_WHAT IS ASKED_.
Tally the lines in the records underneath that contain the string "الله", and state the figure by itself.

_EXTRACTED RECORDS_.

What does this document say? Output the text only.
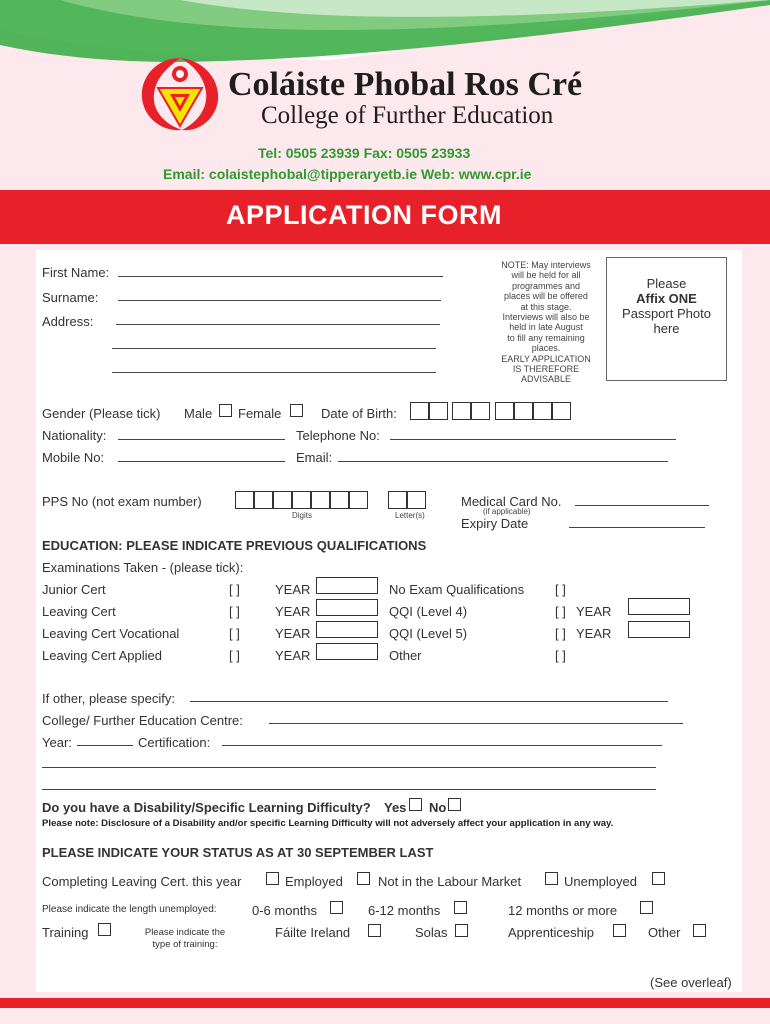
Coláiste Phobal Ros Cré
College of Further Education
Tel: 0505 23939 Fax: 0505 23933
Email: colaistephobal@tipperaryetb.ie Web: www.cpr.ie
APPLICATION FORM
First Name:
Surname:
Address:
NOTE: May interviews
will be held for all
programmes and
places will be offered
at this stage.
Interviews will also be
held in late August
to fill any remaining
places.
EARLY APPLICATION
IS THEREFORE
ADVISABLE
Please
Affix ONE
Passport Photo
here
Gender (Please tick) Male Female	Date of Birth:
Nationality:	Telephone No:
Mobile No:	Email:
PPS No (not exam number)
Digits	Letter(s)
Medical Card No.
(if applicable)
Expiry Date
EDUCATION: PLEASE INDICATE PREVIOUS QUALIFICATIONS
Examinations Taken - (please tick):
Junior Cert	[ ]	YEAR	No Exam Qualifications [ ]
Leaving Cert	[ ]	YEAR	QQI (Level 4)	[ ] YEAR
Leaving Cert Vocational	[ ]	YEAR	QQI (Level 5)	[ ] YEAR
Leaving Cert Applied	[ ]	YEAR	Other	[ ]
If other, please specify:
College/ Further Education Centre:
Year:	Certification:
Do you have a Disability/Specific Learning Difficulty? Yes No
Please note: Disclosure of a Disability and/or specific Learning Difficulty will not adversely affect your application in any way.
PLEASE INDICATE YOUR STATUS AS AT 30 SEPTEMBER LAST
Completing Leaving Cert. this year	Employed	Not in the Labour Market	Unemployed
Please indicate the length unemployed:	0-6 months	6-12 months	12 months or more
Training	Please indicate the
type of training:
Fáilte Ireland	Solas	Apprenticeship	Other
(See overleaf)
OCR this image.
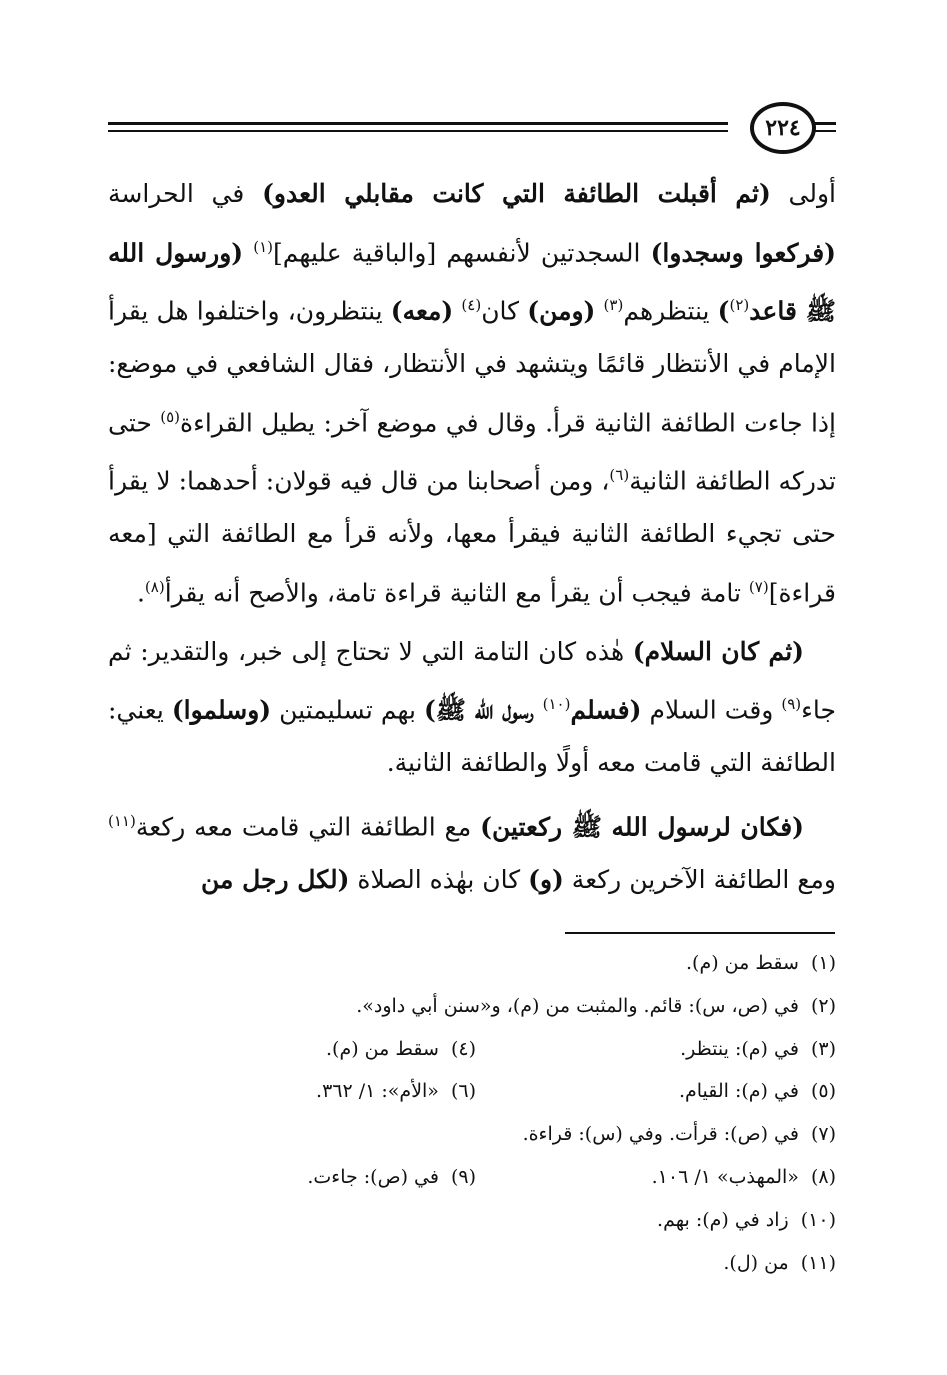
٢٢٤

أولى (ثم أقبلت الطائفة التي كانت مقابلي العدو) في الحراسة (فركعوا وسجدوا) السجدتين لأنفسهم [والباقية عليهم]$^{(١)}$ (ورسول الله ﷺ قاعد$^{(٢)}$) ينتظرهم$^{(٣)}$ (ومن) كان$^{(٤)}$ (معه) ينتظرون، واختلفوا هل يقرأ الإمام في الأنتظار قائمًا ويتشهد في الأنتظار، فقال الشافعي في موضع: إذا جاءت الطائفة الثانية قرأ. وقال في موضع آخر: يطيل القراءة$^{(٥)}$ حتى تدركه الطائفة الثانية$^{(٦)}$، ومن أصحابنا من قال فيه قولان: أحدهما: لا يقرأ حتى تجيء الطائفة الثانية فيقرأ معها، ولأنه قرأ مع الطائفة التي [معه قراءة]$^{(٧)}$ تامة فيجب أن يقرأ مع الثانية قراءة تامة، والأصح أنه يقرأ$^{(٨)}$.

(ثم كان السلام) هٰذه كان التامة التي لا تحتاج إلى خبر، والتقدير: ثم جاء$^{(٩)}$ وقت السلام (فسلم$^{(١٠)}$ رسول الله ﷺ) بهم تسليمتين (وسلموا) يعني: الطائفة التي قامت معه أولًا والطائفة الثانية.

(فكان لرسول الله ﷺ ركعتين) مع الطائفة التي قامت معه ركعة$^{(١١)}$ ومع الطائفة الآخرين ركعة (و) كان بهٰذه الصلاة (لكل رجل من

(١)سقط من (م).
(٢)في (ص، س): قائم. والمثبت من (م)، و«سنن أبي داود».
(٣)في (م): ينتظر.
(٤)سقط من (م).
(٥)في (م): القيام.
(٦)«الأم»: ١/ ٣٦٢.
(٧)في (ص): قرأت. وفي (س): قراءة.
(٨)«المهذب» ١/ ١٠٦.
(٩)في (ص): جاءت.
(١٠)زاد في (م): بهم.
(١١)من (ل).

_WRITTEN SOLUTION_.
3